Extracted records

╭──

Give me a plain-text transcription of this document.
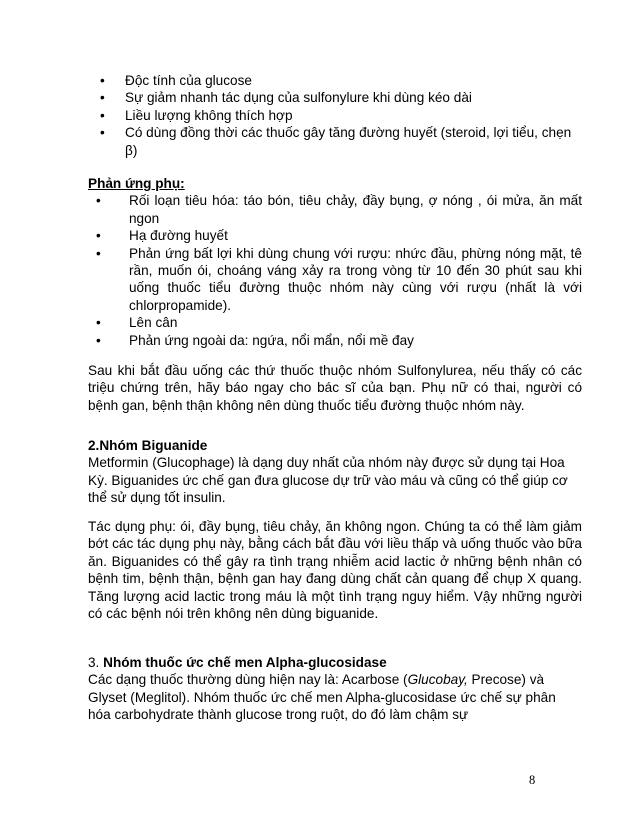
• Độc tính của glucose

• Sự giảm nhanh tác dụng của sulfonylure khi dùng kéo dài

• Liều lượng không thích hợp

• Có dùng đồng thời các thuốc gây tăng đường huyết (steroid, lợi tiểu, chẹn β)

Phản ứng phụ:

• Rối loạn tiêu hóa: táo bón, tiêu chảy, đầy bụng, ợ nóng , ói mửa, ăn mất ngon

• Hạ đường huyết

• Phản ứng bất lợi khi dùng chung với rượu: nhức đầu, phừng nóng mặt, tê rần, muốn ói, choáng váng xảy ra trong vòng từ 10 đến 30 phút sau khi uống thuốc tiểu đường thuộc nhóm này cùng với rượu (nhất là với chlorpropamide).

• Lên cân

• Phản ứng ngoài da: ngứa, nổi mẩn, nổi mề đay

Sau khi bắt đầu uống các thứ thuốc thuộc nhóm Sulfonylurea, nếu thấy có các triệu chứng trên, hãy báo ngay cho bác sĩ của bạn. Phụ nữ có thai, người có bệnh gan, bệnh thận không nên dùng thuốc tiểu đường thuộc nhóm này.

2.Nhóm Biguanide

Metformin (Glucophage) là dạng duy nhất của nhóm này được sử dụng tại Hoa Kỳ. Biguanides ức chế gan đưa glucose dự trữ vào máu và cũng có thể giúp cơ thể sử dụng tốt insulin.

Tác dụng phụ: ói, đầy bụng, tiêu chảy, ăn không ngon. Chúng ta có thể làm giảm bớt các tác dụng phụ này, bằng cách bắt đầu với liều thấp và uống thuốc vào bữa ăn. Biguanides có thể gây ra tình trạng nhiễm acid lactic ở những bệnh nhân có bệnh tim, bệnh thận, bệnh gan hay đang dùng chất cản quang để chụp X quang. Tăng lượng acid lactic trong máu là một tình trạng nguy hiểm. Vậy những người có các bệnh nói trên không nên dùng biguanide.

3. Nhóm thuốc ức chế men Alpha-glucosidase

Các dạng thuốc thường dùng hiện nay là: Acarbose (Glucobay, Precose) và Glyset (Meglitol). Nhóm thuốc ức chế men Alpha-glucosidase ức chế sự phân hóa carbohydrate thành glucose trong ruột, do đó làm chậm sự

8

╰──

▶ What to do: Of the lines above, how many hold the word "thuộc"? Say the number alone.

▶ Exercise response: 2